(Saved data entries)
########################################

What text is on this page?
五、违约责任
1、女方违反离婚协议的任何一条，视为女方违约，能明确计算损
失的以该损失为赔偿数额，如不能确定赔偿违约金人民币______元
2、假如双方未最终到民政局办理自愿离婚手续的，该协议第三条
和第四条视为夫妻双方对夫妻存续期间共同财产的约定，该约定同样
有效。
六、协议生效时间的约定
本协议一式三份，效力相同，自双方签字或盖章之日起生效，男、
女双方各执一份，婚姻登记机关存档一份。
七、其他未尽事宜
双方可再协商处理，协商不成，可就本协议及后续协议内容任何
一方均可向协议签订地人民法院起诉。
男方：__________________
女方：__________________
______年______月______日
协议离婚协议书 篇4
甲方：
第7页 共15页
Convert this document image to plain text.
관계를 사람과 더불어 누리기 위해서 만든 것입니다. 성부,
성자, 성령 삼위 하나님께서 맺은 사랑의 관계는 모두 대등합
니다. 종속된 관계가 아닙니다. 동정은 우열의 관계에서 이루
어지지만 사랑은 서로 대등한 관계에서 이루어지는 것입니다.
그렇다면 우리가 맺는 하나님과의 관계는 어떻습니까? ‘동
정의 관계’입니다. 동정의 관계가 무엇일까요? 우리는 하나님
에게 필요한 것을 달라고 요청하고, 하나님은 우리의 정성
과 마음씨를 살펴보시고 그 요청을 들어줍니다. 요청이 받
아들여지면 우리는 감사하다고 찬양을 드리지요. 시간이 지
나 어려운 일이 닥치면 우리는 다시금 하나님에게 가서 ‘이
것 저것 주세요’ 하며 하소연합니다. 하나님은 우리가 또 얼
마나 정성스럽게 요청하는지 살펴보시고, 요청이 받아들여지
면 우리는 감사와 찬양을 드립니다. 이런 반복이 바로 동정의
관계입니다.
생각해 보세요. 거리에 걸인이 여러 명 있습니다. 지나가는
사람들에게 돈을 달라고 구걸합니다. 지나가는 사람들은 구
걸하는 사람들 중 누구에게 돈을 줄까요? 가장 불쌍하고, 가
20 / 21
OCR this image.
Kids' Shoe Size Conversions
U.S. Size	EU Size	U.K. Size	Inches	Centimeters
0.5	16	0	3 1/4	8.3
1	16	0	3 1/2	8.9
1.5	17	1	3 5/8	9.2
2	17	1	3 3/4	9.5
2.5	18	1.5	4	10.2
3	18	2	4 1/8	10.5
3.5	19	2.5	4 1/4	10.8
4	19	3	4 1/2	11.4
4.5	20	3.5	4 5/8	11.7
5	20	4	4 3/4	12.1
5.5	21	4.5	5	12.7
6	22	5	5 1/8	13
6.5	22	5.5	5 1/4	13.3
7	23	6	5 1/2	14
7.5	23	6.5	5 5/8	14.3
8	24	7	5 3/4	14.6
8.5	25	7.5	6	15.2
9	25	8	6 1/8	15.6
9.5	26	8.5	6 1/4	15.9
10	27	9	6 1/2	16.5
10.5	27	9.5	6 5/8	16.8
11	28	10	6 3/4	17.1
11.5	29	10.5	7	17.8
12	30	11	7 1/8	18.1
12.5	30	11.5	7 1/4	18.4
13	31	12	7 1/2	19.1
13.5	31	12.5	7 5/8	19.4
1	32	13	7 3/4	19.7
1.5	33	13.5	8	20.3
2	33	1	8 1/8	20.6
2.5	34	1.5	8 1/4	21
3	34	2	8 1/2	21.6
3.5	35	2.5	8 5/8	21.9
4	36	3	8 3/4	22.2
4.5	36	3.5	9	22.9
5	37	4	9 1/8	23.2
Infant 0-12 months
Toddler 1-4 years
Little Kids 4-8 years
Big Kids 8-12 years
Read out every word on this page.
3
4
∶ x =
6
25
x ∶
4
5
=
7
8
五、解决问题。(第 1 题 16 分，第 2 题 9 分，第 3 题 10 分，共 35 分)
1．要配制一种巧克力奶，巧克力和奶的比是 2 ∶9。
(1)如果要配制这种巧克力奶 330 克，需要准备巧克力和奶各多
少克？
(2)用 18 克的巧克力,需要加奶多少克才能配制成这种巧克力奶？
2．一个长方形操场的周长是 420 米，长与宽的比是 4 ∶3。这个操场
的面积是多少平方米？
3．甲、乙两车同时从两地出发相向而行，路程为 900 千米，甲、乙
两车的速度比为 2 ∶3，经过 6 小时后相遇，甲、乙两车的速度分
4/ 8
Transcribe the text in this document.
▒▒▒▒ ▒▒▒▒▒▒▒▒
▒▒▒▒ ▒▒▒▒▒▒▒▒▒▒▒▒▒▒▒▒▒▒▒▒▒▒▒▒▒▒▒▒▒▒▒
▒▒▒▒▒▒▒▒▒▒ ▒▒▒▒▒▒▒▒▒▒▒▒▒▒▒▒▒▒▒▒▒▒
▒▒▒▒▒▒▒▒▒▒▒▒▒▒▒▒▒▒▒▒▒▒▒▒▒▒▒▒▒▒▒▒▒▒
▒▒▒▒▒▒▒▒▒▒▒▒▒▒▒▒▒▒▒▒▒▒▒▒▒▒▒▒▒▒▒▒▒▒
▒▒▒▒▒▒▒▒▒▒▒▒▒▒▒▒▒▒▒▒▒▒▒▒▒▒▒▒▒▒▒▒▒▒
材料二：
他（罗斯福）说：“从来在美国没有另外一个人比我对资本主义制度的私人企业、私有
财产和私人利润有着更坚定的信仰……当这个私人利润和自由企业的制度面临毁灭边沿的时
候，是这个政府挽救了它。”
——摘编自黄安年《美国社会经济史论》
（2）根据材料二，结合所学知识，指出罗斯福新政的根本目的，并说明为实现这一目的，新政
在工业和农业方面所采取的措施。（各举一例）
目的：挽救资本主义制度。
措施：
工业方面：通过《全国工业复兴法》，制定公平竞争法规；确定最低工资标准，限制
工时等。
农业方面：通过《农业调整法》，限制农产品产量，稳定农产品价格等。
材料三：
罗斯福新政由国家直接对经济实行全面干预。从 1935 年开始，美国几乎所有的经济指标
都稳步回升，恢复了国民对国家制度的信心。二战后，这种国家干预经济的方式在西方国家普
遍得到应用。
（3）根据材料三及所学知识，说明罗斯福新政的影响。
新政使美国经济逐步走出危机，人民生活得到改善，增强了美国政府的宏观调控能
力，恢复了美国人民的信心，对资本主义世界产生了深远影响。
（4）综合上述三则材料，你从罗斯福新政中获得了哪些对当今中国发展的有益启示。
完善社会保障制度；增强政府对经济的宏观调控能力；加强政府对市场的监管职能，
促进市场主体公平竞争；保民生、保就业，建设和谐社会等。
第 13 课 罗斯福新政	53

########################################

DIRECTION
Copy each line of the records that contains the word "document".

RESULT FOR THIS EXERCISE
Convert this document image to plain text.
Transcribe the text in this document.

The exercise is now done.